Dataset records
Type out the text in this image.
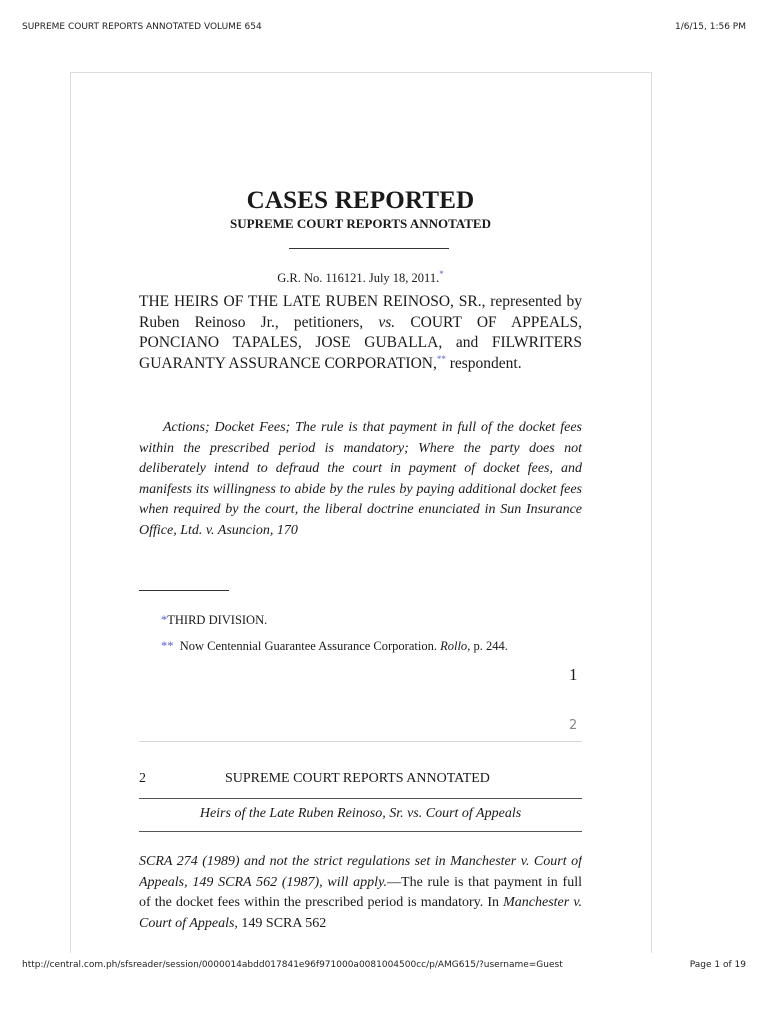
SUPREME COURT REPORTS ANNOTATED VOLUME 654	1/6/15, 1:56 PM
CASES REPORTED
SUPREME COURT REPORTS ANNOTATED
G.R. No. 116121. July 18, 2011.*
THE HEIRS OF THE LATE RUBEN REINOSO, SR., represented by Ruben Reinoso Jr., petitioners, vs. COURT OF APPEALS, PONCIANO TAPALES, JOSE GUBALLA, and FILWRITERS GUARANTY ASSURANCE CORPORATION,** respondent.
Actions; Docket Fees; The rule is that payment in full of the docket fees within the prescribed period is mandatory; Where the party does not deliberately intend to defraud the court in payment of docket fees, and manifests its willingness to abide by the rules by paying additional docket fees when required by the court, the liberal doctrine enunciated in Sun Insurance Office, Ltd. v. Asuncion, 170
*THIRD DIVISION.
** Now Centennial Guarantee Assurance Corporation. Rollo, p. 244.
1
2
2	SUPREME COURT REPORTS ANNOTATED
Heirs of the Late Ruben Reinoso, Sr. vs. Court of Appeals
SCRA 274 (1989) and not the strict regulations set in Manchester v. Court of Appeals, 149 SCRA 562 (1987), will apply.—The rule is that payment in full of the docket fees within the prescribed period is mandatory. In Manchester v. Court of Appeals, 149 SCRA 562
http://central.com.ph/sfsreader/session/0000014abdd017841e96f971000a0081004500cc/p/AMG615/?username=Guest	Page 1 of 19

• _REQUIREMENTS_: Search the data for "SUPREME" and list every line in which it occurs.

• _SOLVED EXERCISE_:
SUPREME COURT REPORTS ANNOTATED VOLUME 654	1/6/15, 1:56 PM
SUPREME COURT REPORTS ANNOTATED
2	SUPREME COURT REPORTS ANNOTATED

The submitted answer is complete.